**Information provided:**

══════════

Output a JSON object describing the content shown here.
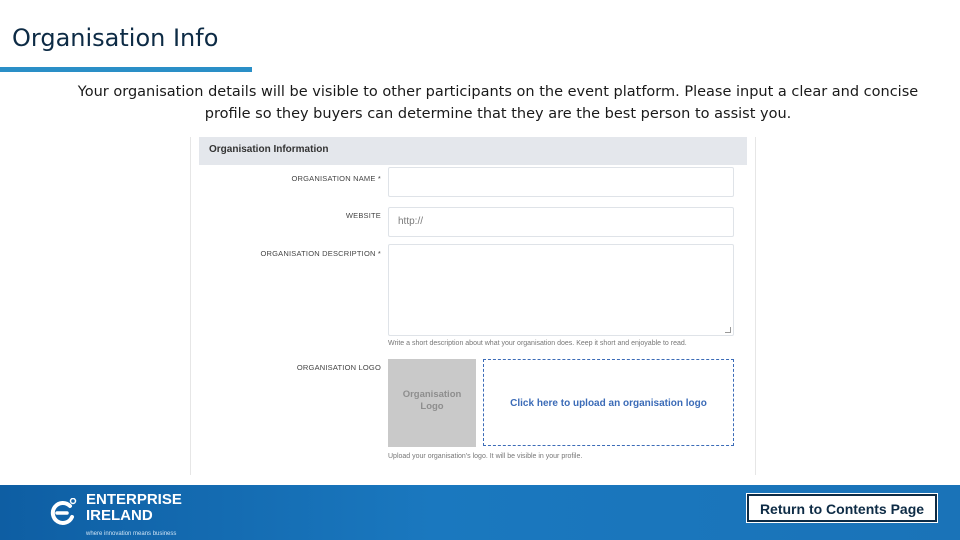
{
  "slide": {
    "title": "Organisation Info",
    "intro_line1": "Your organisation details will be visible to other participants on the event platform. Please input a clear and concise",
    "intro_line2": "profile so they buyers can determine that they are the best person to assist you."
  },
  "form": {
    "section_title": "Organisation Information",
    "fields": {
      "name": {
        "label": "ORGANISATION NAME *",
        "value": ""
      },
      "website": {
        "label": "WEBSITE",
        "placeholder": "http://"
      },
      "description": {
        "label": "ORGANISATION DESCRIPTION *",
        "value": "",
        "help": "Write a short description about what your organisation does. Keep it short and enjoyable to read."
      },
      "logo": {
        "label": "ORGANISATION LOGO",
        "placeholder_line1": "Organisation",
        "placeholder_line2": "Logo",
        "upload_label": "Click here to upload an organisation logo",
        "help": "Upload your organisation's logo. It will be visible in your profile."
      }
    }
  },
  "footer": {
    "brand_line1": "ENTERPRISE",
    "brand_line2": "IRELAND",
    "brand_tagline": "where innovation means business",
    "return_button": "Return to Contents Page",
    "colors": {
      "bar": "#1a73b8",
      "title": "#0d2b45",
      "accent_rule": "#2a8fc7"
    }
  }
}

══════════

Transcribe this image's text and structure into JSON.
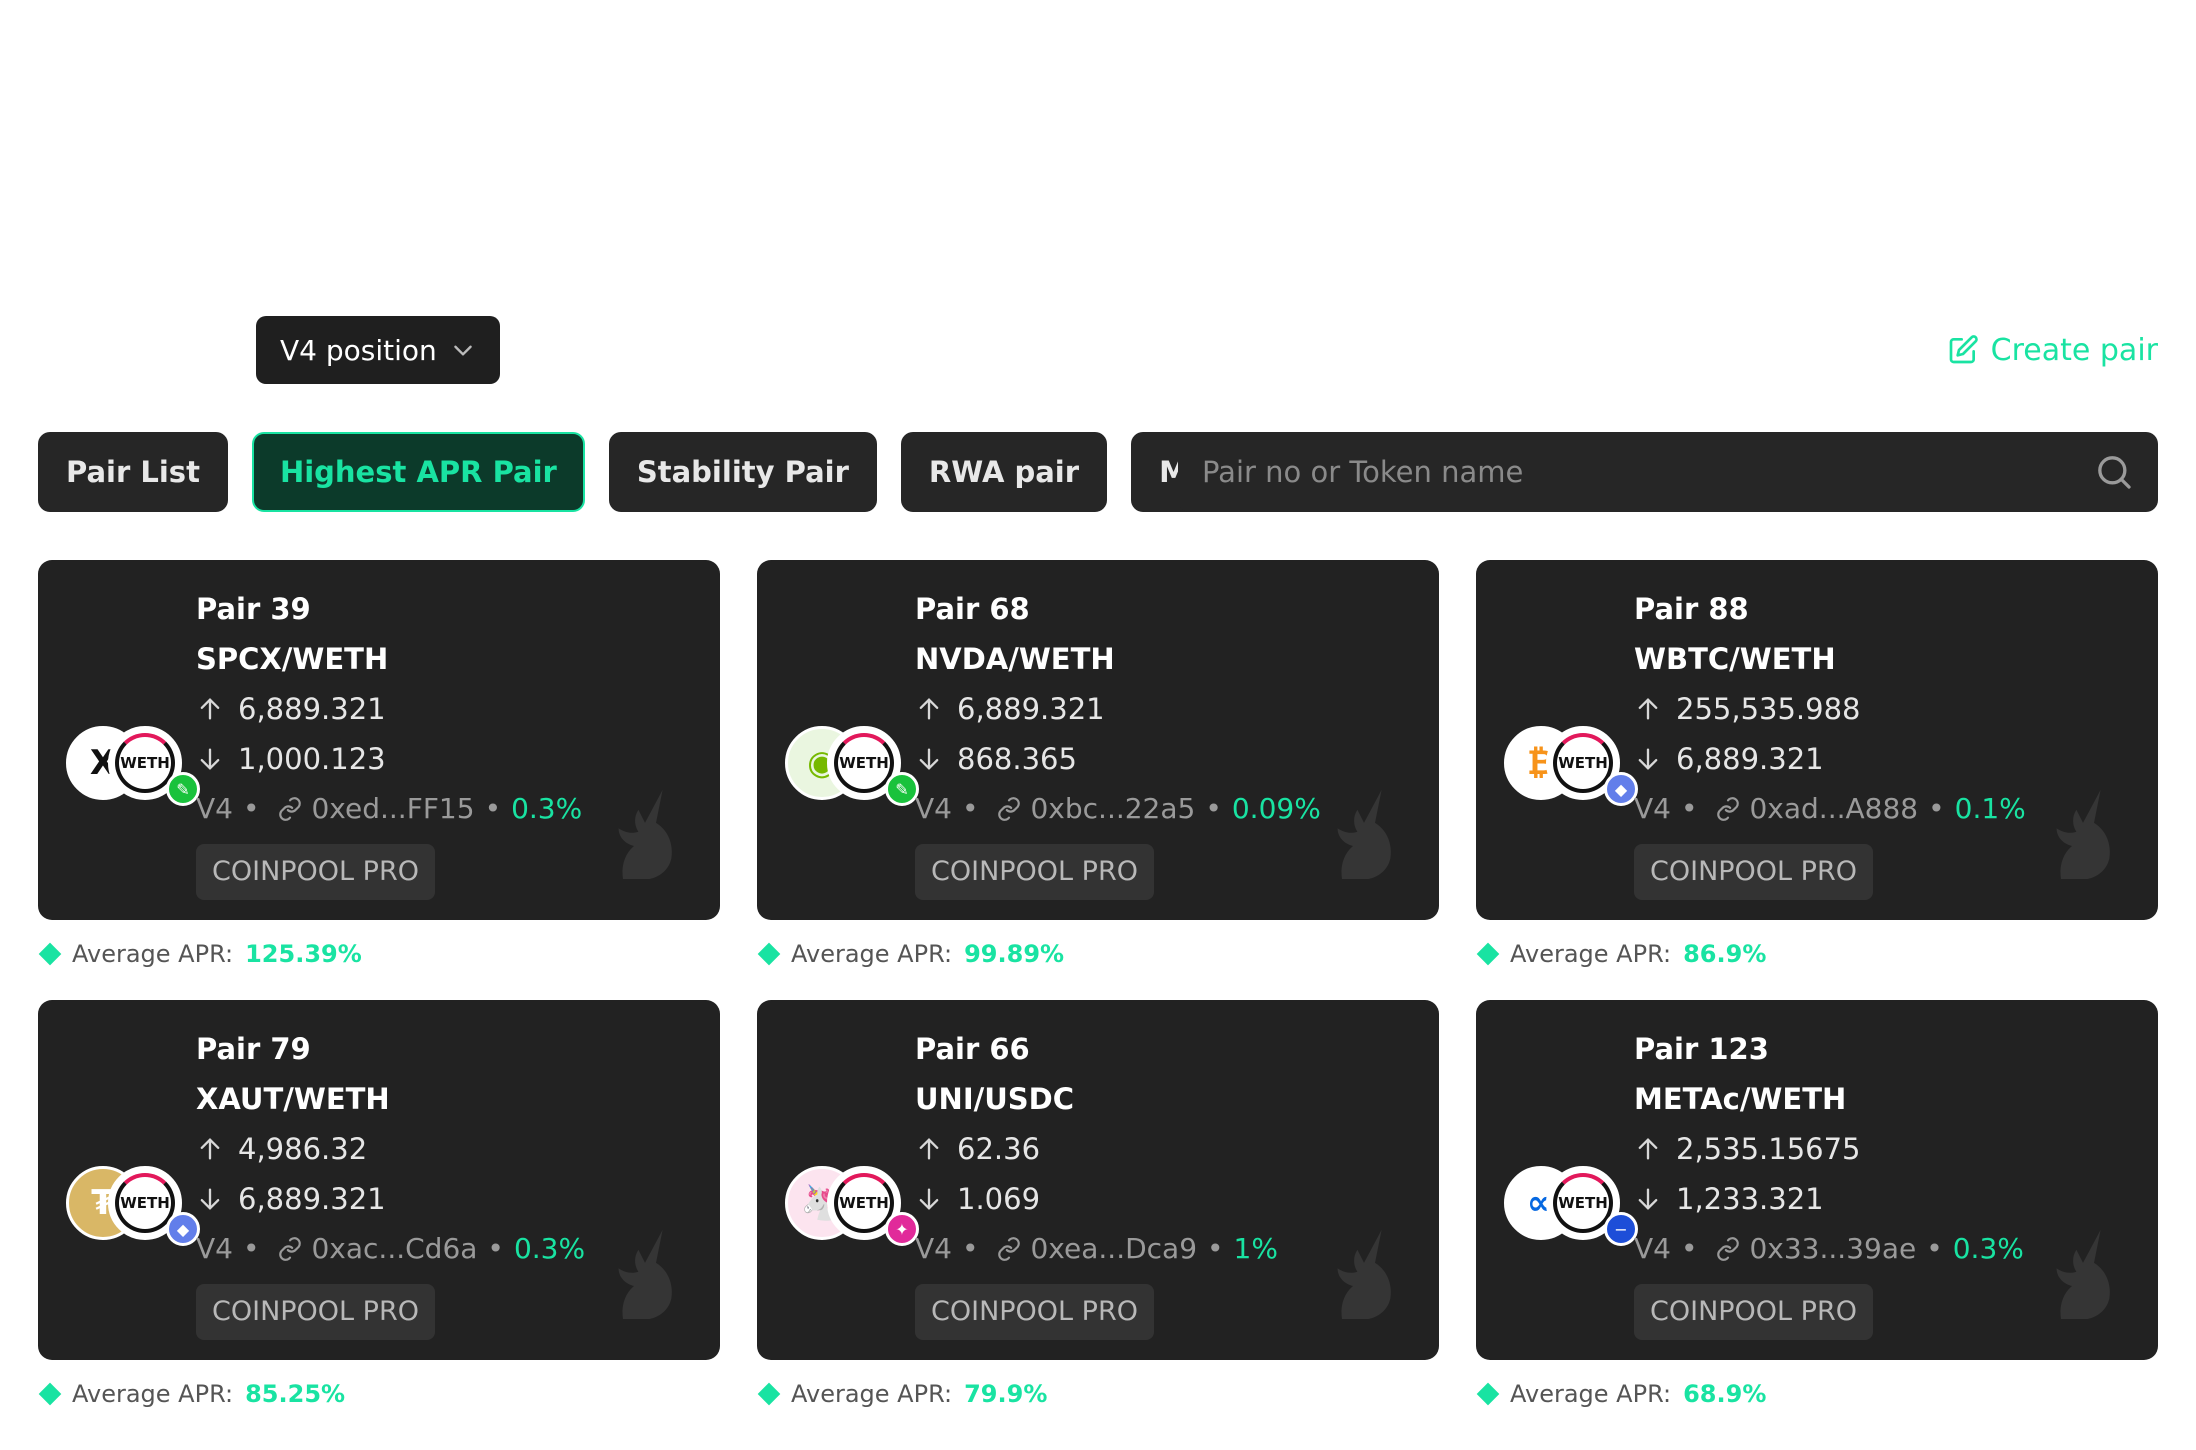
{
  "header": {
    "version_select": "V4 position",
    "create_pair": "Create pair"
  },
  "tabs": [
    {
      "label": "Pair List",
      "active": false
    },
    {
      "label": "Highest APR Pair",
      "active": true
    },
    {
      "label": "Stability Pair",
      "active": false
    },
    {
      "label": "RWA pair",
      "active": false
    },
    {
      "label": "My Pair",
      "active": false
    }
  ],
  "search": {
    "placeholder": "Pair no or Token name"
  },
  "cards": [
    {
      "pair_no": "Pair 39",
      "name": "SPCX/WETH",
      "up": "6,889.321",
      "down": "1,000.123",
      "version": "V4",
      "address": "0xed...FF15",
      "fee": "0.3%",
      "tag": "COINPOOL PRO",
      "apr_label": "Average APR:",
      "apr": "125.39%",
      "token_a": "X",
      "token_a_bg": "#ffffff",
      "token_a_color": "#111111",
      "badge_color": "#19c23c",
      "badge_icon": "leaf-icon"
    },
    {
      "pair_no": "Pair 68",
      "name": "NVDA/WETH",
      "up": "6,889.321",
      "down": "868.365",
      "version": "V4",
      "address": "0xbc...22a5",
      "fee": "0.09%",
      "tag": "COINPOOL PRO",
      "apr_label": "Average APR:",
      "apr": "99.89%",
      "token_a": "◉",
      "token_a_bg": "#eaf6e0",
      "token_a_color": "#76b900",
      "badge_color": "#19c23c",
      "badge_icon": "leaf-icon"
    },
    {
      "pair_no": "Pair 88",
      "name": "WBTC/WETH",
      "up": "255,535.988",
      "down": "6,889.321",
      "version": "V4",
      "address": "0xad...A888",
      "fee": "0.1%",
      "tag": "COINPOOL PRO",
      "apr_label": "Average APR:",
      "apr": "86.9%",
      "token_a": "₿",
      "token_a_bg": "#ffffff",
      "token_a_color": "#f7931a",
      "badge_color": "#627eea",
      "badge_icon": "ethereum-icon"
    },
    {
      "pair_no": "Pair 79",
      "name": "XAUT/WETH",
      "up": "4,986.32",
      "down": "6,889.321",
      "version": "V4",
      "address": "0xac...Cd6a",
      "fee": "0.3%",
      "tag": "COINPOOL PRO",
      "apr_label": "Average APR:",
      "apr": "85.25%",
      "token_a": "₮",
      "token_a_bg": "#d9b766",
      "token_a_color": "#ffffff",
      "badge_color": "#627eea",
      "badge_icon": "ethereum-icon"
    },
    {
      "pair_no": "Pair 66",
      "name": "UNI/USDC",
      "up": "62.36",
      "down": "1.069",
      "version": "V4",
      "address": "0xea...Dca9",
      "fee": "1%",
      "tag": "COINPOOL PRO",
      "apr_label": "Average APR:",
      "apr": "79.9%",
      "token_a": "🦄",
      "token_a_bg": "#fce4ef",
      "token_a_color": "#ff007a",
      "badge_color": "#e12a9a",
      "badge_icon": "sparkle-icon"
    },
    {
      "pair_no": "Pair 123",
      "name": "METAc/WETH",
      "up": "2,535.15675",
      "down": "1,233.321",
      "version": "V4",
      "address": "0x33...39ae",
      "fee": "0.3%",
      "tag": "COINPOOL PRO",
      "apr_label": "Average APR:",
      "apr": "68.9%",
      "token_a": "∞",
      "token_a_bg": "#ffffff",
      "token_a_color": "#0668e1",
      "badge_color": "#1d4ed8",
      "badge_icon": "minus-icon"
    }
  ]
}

══════════

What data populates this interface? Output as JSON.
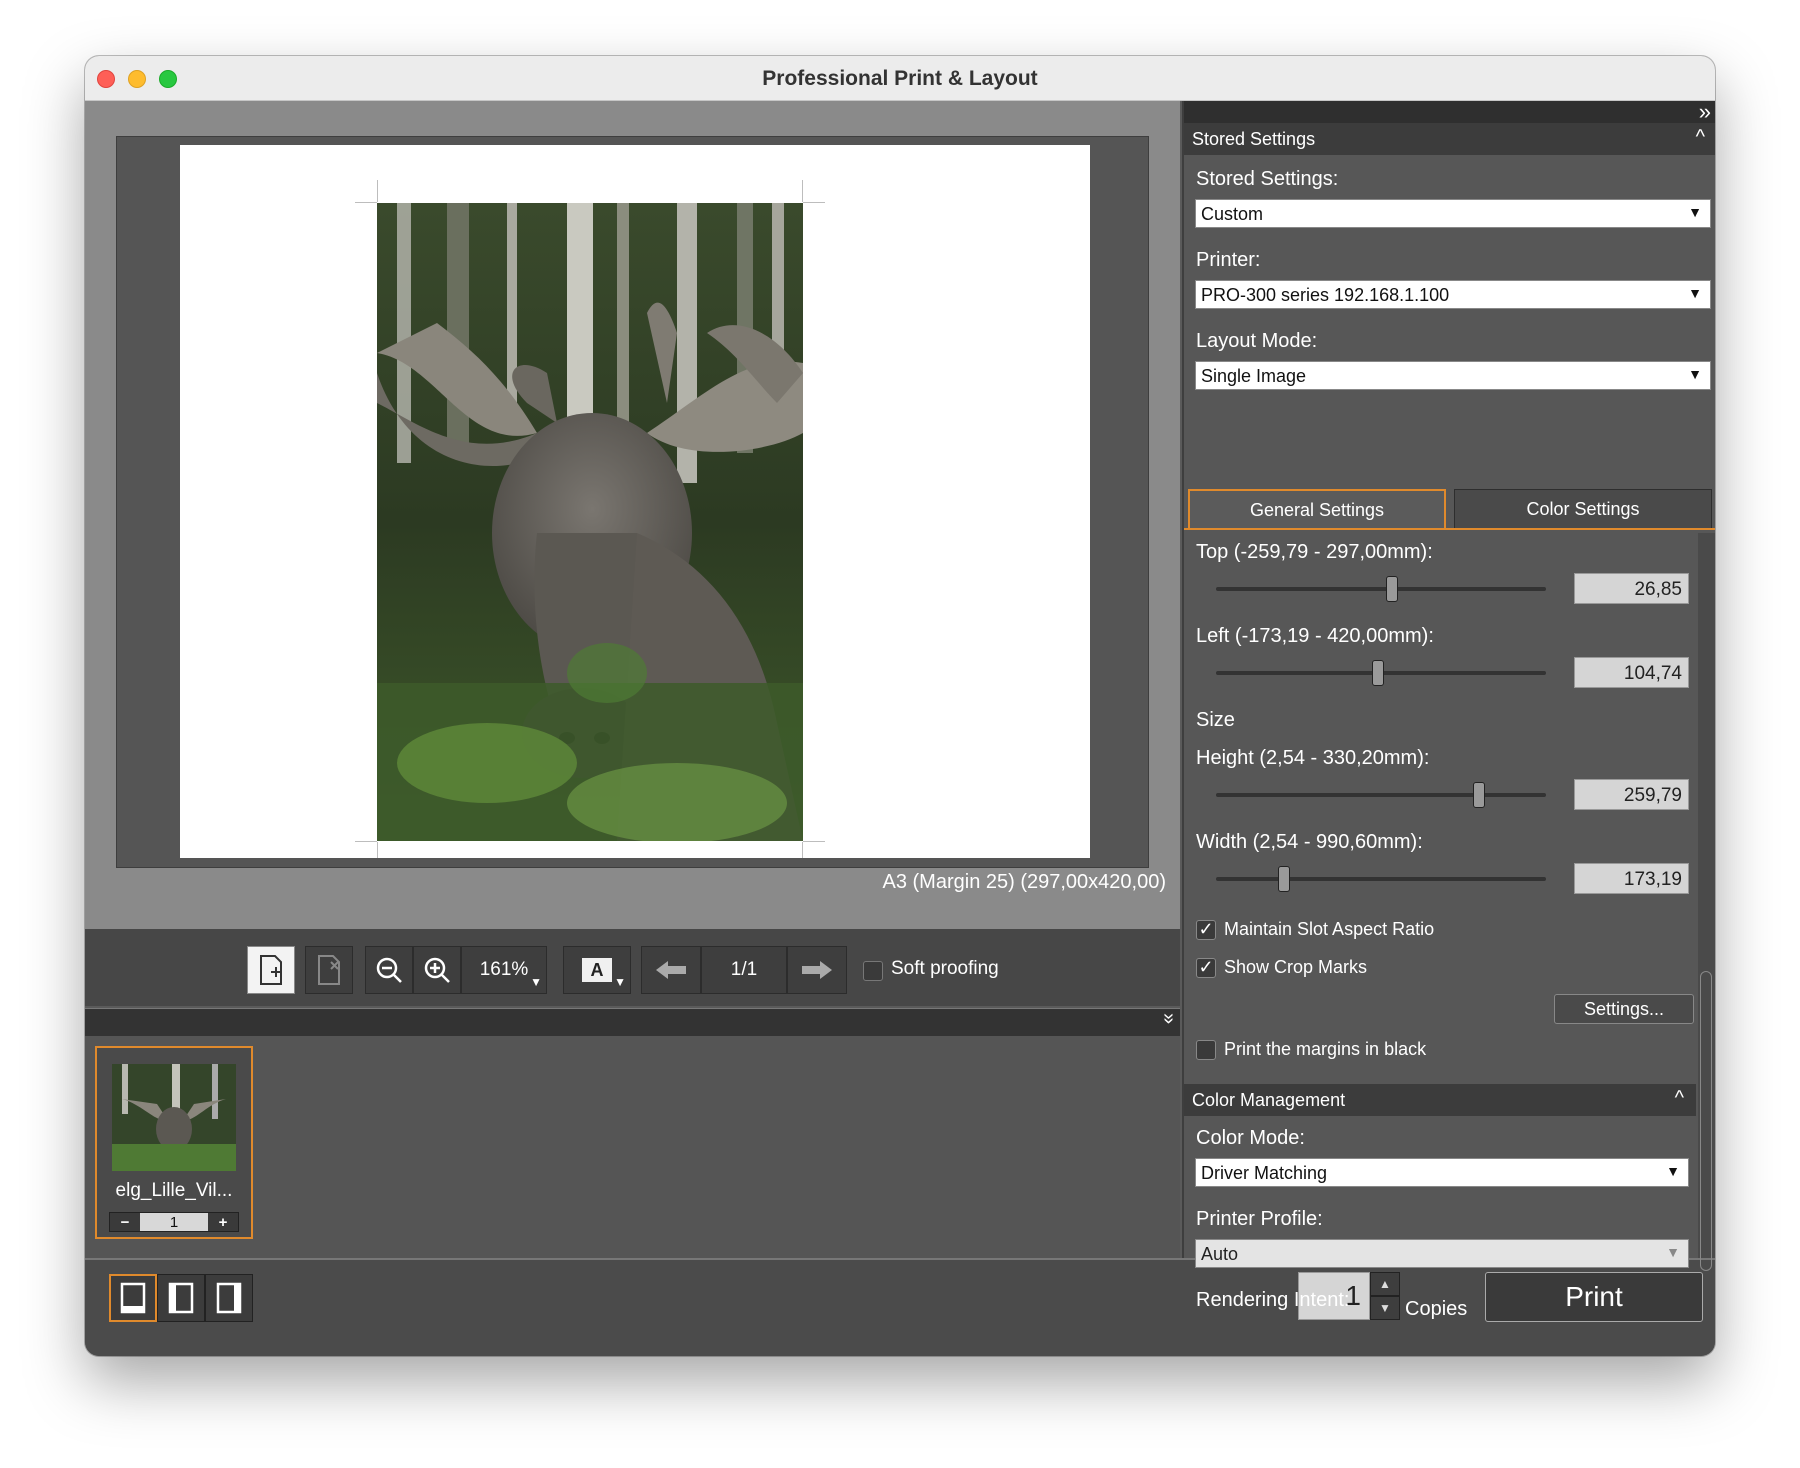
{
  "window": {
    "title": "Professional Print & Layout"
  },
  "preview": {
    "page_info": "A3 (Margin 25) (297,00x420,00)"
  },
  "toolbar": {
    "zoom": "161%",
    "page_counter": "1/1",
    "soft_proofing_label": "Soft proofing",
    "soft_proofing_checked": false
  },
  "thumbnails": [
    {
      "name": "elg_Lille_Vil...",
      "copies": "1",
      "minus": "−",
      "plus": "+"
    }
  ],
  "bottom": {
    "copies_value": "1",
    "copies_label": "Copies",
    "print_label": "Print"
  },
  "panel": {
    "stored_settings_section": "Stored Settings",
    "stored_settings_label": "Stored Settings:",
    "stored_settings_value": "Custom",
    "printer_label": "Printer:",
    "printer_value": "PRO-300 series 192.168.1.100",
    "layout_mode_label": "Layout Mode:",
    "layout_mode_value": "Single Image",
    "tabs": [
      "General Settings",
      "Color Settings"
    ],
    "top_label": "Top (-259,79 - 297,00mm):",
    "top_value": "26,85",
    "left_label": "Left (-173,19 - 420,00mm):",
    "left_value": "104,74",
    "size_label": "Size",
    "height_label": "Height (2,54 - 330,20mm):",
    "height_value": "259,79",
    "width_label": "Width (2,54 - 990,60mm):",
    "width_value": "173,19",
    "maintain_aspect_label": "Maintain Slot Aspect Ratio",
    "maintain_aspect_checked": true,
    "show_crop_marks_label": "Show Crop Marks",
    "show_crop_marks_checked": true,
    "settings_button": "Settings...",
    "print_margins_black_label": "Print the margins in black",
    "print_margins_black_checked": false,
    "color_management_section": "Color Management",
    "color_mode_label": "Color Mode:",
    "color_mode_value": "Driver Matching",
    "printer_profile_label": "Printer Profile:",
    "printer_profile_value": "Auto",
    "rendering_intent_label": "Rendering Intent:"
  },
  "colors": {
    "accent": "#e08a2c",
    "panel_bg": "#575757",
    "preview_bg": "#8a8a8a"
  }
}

══════════

**Job:**
Lines containing the string "JSON" are to be selected and copied.

**Expected answer:**
Output a JSON object describing the content shown here.
Transcribe this image's text and structure into JSON.
What data populates this interface? Output as JSON.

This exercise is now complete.